## EXERCISE REQUIREMENTS
Copy every line of the following data that includes the string "Gesichtsfeldes".

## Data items
* start *
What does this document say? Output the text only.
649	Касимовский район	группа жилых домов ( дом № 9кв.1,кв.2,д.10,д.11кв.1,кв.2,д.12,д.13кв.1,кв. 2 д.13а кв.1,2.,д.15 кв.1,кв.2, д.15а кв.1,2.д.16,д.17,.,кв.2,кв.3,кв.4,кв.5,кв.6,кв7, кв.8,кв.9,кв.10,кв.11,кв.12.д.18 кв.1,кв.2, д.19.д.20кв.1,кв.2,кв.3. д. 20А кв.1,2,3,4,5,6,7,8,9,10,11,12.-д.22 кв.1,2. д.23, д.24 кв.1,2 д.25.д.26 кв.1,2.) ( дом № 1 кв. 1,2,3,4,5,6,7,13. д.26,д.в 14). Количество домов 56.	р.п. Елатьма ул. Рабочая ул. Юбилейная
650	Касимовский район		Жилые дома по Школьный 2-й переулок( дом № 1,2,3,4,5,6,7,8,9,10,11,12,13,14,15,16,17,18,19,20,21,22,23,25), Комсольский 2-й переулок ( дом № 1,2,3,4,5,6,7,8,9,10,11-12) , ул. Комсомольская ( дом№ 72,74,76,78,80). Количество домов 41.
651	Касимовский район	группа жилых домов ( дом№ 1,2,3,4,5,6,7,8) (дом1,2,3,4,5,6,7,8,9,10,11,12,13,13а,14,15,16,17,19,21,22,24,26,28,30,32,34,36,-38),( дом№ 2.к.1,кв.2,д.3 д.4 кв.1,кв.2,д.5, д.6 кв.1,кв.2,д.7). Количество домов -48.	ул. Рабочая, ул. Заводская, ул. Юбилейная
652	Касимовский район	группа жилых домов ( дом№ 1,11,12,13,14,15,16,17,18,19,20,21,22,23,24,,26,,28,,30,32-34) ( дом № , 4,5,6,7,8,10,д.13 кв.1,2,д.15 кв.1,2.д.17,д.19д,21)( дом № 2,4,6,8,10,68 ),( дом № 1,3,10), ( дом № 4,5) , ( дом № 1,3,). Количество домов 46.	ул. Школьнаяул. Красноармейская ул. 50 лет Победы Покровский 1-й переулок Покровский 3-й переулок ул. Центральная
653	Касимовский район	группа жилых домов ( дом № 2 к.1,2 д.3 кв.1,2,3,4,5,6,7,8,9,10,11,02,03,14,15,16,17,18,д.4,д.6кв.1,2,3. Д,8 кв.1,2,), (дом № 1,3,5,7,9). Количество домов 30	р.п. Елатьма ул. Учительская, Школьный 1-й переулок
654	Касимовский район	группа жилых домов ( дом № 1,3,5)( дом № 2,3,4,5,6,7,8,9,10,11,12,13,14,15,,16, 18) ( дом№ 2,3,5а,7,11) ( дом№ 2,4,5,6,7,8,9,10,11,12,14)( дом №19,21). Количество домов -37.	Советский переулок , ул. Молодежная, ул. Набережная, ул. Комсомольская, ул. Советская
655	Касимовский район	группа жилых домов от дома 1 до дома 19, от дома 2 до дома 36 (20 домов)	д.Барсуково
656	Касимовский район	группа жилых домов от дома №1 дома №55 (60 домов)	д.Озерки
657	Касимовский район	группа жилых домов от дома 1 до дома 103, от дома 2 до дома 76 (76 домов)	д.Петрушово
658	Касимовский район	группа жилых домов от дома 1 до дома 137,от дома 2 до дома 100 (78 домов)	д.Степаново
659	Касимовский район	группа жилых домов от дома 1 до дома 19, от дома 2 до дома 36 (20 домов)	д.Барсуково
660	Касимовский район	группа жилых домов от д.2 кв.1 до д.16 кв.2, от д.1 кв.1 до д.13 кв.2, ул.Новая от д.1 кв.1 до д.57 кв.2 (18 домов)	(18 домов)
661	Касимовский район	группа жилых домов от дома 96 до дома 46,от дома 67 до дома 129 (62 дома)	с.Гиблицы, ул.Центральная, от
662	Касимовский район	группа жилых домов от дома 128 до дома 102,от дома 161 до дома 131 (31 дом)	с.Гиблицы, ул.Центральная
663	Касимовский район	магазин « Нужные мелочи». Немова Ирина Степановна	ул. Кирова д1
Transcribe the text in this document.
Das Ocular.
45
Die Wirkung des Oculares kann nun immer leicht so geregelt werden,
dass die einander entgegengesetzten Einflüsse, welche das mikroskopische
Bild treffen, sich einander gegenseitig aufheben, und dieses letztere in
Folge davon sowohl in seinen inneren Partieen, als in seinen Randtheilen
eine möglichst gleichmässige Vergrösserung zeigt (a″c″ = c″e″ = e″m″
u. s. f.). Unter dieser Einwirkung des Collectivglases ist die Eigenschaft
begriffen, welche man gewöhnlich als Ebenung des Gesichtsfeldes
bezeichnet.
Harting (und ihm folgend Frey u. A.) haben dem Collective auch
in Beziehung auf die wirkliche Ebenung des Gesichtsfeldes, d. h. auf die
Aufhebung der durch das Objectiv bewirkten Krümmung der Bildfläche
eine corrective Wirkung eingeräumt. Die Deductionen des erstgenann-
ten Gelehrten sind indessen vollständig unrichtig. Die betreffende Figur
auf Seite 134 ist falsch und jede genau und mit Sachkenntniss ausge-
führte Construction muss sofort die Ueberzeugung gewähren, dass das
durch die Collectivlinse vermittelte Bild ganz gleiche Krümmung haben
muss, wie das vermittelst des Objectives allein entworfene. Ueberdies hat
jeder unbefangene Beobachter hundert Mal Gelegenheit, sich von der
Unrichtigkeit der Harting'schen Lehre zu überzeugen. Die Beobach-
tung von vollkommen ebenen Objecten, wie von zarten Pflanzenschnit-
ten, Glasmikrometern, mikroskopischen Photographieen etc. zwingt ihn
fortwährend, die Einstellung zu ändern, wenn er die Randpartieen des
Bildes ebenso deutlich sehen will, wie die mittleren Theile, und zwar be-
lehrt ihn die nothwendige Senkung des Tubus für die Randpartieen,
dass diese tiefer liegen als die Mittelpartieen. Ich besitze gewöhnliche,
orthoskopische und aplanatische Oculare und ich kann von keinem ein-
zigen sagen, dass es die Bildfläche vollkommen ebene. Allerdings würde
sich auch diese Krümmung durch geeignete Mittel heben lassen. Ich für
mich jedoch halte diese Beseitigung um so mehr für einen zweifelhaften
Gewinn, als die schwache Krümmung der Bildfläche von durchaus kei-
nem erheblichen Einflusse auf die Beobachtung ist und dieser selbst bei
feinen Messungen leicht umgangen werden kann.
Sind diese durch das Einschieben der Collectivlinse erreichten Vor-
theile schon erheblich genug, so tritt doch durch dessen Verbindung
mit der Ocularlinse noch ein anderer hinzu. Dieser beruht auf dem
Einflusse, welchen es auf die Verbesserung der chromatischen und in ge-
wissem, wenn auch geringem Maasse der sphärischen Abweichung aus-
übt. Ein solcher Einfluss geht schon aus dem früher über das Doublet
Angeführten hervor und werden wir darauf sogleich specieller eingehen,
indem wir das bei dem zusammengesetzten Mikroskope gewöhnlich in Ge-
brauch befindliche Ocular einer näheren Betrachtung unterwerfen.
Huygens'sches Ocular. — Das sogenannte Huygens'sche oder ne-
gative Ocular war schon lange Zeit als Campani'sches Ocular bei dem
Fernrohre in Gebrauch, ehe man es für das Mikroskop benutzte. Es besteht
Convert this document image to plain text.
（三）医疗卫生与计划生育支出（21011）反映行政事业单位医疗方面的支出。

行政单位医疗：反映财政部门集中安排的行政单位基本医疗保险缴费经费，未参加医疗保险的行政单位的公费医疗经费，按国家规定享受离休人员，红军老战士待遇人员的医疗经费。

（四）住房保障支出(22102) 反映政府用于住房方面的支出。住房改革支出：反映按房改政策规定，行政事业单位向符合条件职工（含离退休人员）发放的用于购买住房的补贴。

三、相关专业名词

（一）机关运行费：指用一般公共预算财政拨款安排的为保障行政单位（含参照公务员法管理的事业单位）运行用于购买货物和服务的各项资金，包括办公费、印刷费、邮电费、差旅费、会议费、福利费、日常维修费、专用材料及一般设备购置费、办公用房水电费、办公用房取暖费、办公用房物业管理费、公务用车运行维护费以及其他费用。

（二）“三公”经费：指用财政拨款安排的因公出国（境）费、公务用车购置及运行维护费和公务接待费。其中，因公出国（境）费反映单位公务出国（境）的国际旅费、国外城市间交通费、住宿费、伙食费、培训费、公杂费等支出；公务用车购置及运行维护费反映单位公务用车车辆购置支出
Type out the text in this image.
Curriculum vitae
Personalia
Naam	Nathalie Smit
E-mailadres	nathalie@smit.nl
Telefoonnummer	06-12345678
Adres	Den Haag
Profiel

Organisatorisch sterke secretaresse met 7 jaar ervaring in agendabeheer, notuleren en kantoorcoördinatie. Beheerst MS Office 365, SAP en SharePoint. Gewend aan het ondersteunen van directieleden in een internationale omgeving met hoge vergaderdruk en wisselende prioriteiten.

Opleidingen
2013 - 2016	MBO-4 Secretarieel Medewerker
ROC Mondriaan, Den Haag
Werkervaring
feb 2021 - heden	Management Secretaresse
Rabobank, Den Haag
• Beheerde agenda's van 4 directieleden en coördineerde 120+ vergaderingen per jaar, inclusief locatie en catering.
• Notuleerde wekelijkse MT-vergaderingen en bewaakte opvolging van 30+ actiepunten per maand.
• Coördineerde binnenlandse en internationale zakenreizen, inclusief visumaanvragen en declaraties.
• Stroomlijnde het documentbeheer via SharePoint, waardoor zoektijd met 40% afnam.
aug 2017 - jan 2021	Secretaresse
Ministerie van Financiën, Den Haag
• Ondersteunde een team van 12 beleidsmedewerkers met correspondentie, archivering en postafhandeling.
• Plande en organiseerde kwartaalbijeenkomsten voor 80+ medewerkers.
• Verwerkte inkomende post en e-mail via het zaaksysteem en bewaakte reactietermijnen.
* end *
## ANSWER TO THE EXERCISE
begriffen, welche man gewöhnlich als Ebenung des Gesichtsfeldes
in Beziehung auf die wirkliche Ebenung des Gesichtsfeldes, d. h. auf die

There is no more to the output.